- Aim: Leave every picture out and write out the records below exactly.

------ Given information ------

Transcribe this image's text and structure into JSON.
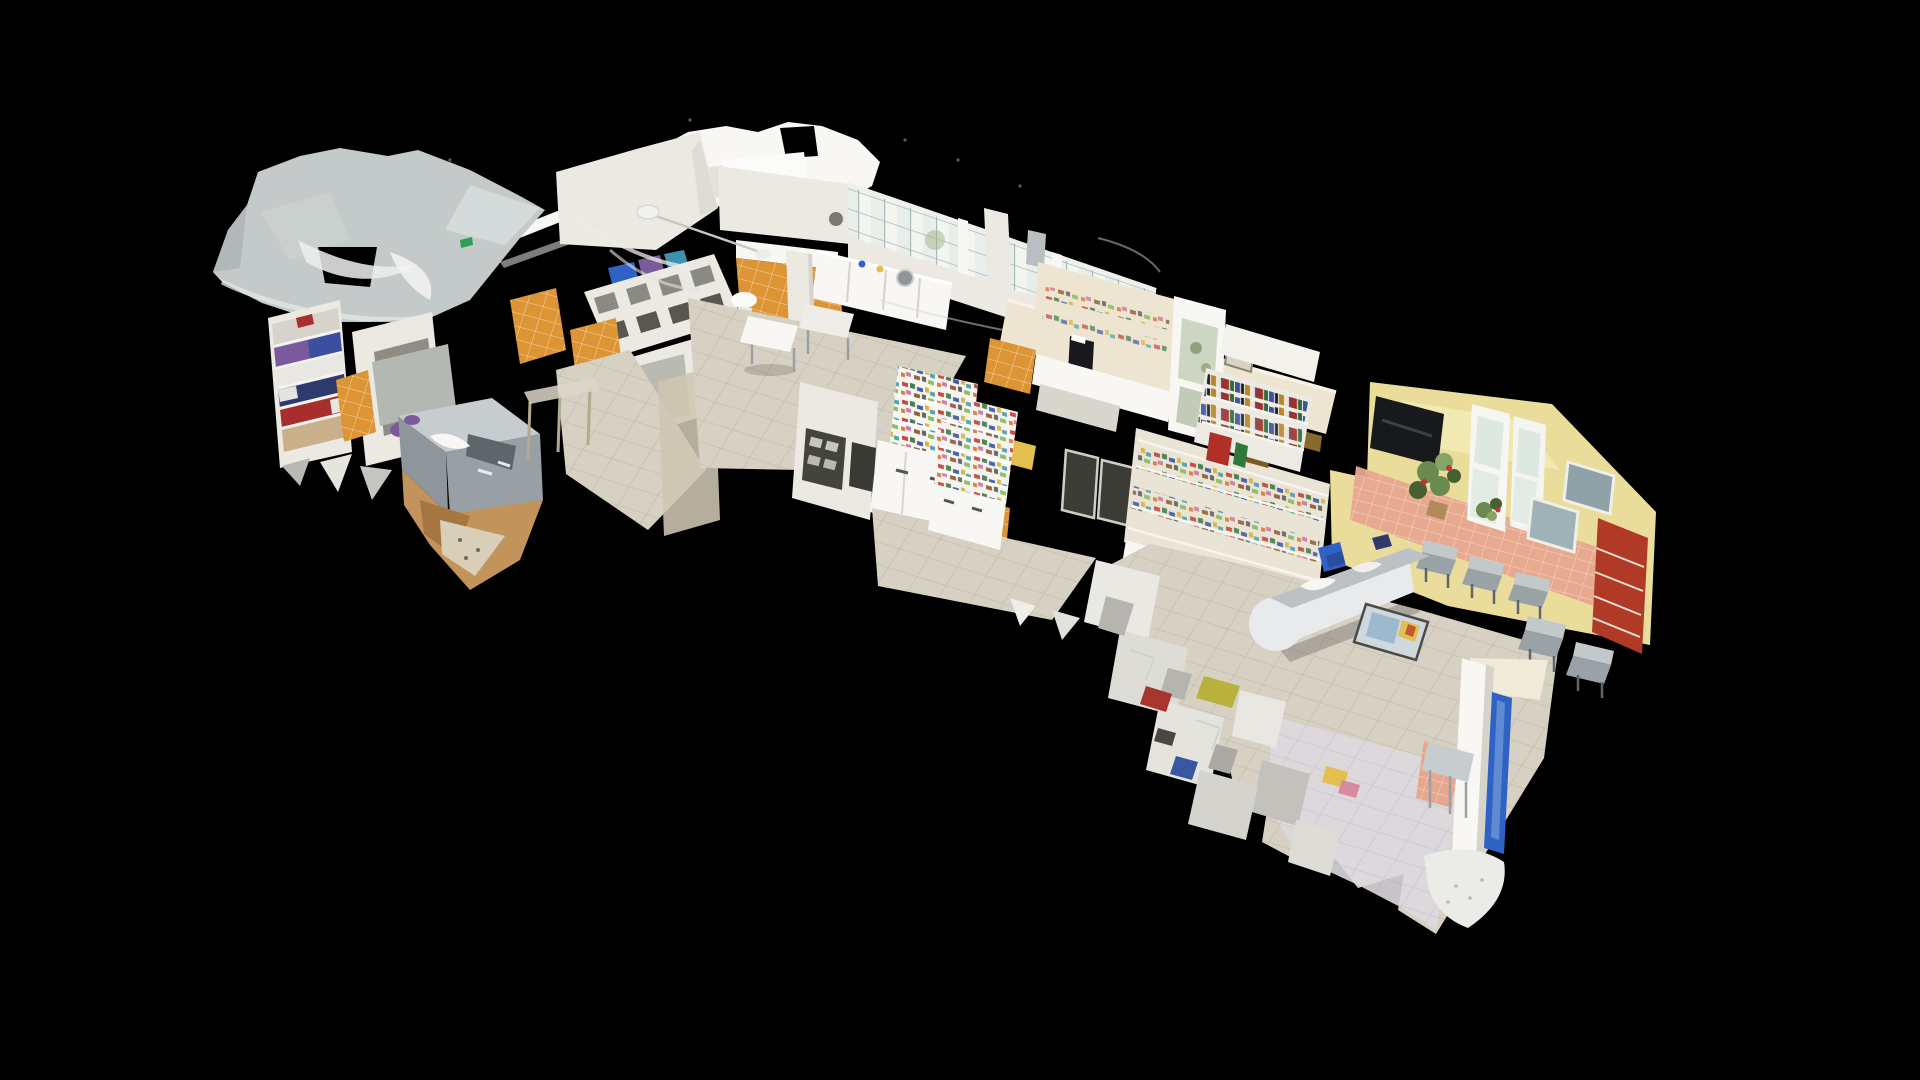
{
  "scene": {
    "view_mode": "dollhouse-3d-cutaway",
    "subject": "veterinary-clinic-point-cloud-model",
    "background_color": "#000000",
    "palette": {
      "roof_gray": "#c4cac9",
      "roof_gray_light": "#dde2e1",
      "roof_gray_dark": "#b2b8ba",
      "wall_white": "#ece9e2",
      "wall_bright": "#f8f7f4",
      "wall_shade": "#d6d3ca",
      "wall_cream": "#ede5d2",
      "wall_warm": "#f0ead8",
      "tile_orange": "#dd9434",
      "tile_orange_grout": "#f0d8ae",
      "tile_salmon": "#e7a78f",
      "tile_salmon_grout": "#f4d5c8",
      "window_pane": "#f3f5ef",
      "window_cool": "#dde8e3",
      "window_mullion": "#a9b6b6",
      "floor_beige": "#d7d1c3",
      "floor_grout": "#c3bcac",
      "floor_lavender": "#dcd9df",
      "floor_lavender_grout": "#c9c6cd",
      "steel": "#99a0a5",
      "steel_dark": "#5f666b",
      "steel_light": "#c7cccf",
      "yellow_wall": "#eadd9c",
      "yellow_wall_lit": "#f4eebb",
      "tv_black": "#17191c",
      "red_cabinet": "#b13a27",
      "plant_green": "#6a8a50",
      "plant_green_dark": "#47602f",
      "plant_green_light": "#86a468",
      "flower_red": "#c03434",
      "chair_gray": "#c3c8cb",
      "chair_shade": "#9aa2a7",
      "chair_leg": "#5e666c",
      "accent_blue": "#2f62c4",
      "accent_blue_light": "#6b96d8",
      "mat_blue": "#9db9cf",
      "mat_yellow": "#e2bf4e",
      "mat_red": "#bf5a33",
      "linen_red": "#a82e2e",
      "linen_blue": "#3a4f9f",
      "linen_purple": "#7a5a9d",
      "linen_navy": "#2e3a6e",
      "tan_debris": "#c3935c",
      "tan_debris_dark": "#a5763f",
      "exit_green": "#2f9e57",
      "glass_beige": "#cfc6b2",
      "gold_sign": "#8a6a2a",
      "photo_gray": "#9fb2b8",
      "poster_dark": "#44443e",
      "cage_opening": "#8a8a84",
      "cage_opening_dark": "#57574f",
      "void_black": "#000000"
    }
  }
}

------

- Final result:
Transcribe this image's text and structure into JSON.
{
  "scene": {
    "view_mode": "dollhouse-3d-cutaway",
    "subject": "veterinary-clinic-point-cloud-model",
    "background_color": "#000000",
    "palette": {
      "roof_gray": "#c4cac9",
      "roof_gray_light": "#dde2e1",
      "roof_gray_dark": "#b2b8ba",
      "wall_white": "#ece9e2",
      "wall_bright": "#f8f7f4",
      "wall_shade": "#d6d3ca",
      "wall_cream": "#ede5d2",
      "wall_warm": "#f0ead8",
      "tile_orange": "#dd9434",
      "tile_orange_grout": "#f0d8ae",
      "tile_salmon": "#e7a78f",
      "tile_salmon_grout": "#f4d5c8",
      "window_pane": "#f3f5ef",
      "window_cool": "#dde8e3",
      "window_mullion": "#a9b6b6",
      "floor_beige": "#d7d1c3",
      "floor_grout": "#c3bcac",
      "floor_lavender": "#dcd9df",
      "floor_lavender_grout": "#c9c6cd",
      "steel": "#99a0a5",
      "steel_dark": "#5f666b",
      "steel_light": "#c7cccf",
      "yellow_wall": "#eadd9c",
      "yellow_wall_lit": "#f4eebb",
      "tv_black": "#17191c",
      "red_cabinet": "#b13a27",
      "plant_green": "#6a8a50",
      "plant_green_dark": "#47602f",
      "plant_green_light": "#86a468",
      "flower_red": "#c03434",
      "chair_gray": "#c3c8cb",
      "chair_shade": "#9aa2a7",
      "chair_leg": "#5e666c",
      "accent_blue": "#2f62c4",
      "accent_blue_light": "#6b96d8",
      "mat_blue": "#9db9cf",
      "mat_yellow": "#e2bf4e",
      "mat_red": "#bf5a33",
      "linen_red": "#a82e2e",
      "linen_blue": "#3a4f9f",
      "linen_purple": "#7a5a9d",
      "linen_navy": "#2e3a6e",
      "tan_debris": "#c3935c",
      "tan_debris_dark": "#a5763f",
      "exit_green": "#2f9e57",
      "glass_beige": "#cfc6b2",
      "gold_sign": "#8a6a2a",
      "photo_gray": "#9fb2b8",
      "poster_dark": "#44443e",
      "cage_opening": "#8a8a84",
      "cage_opening_dark": "#57574f",
      "void_black": "#000000"
    }
  }
}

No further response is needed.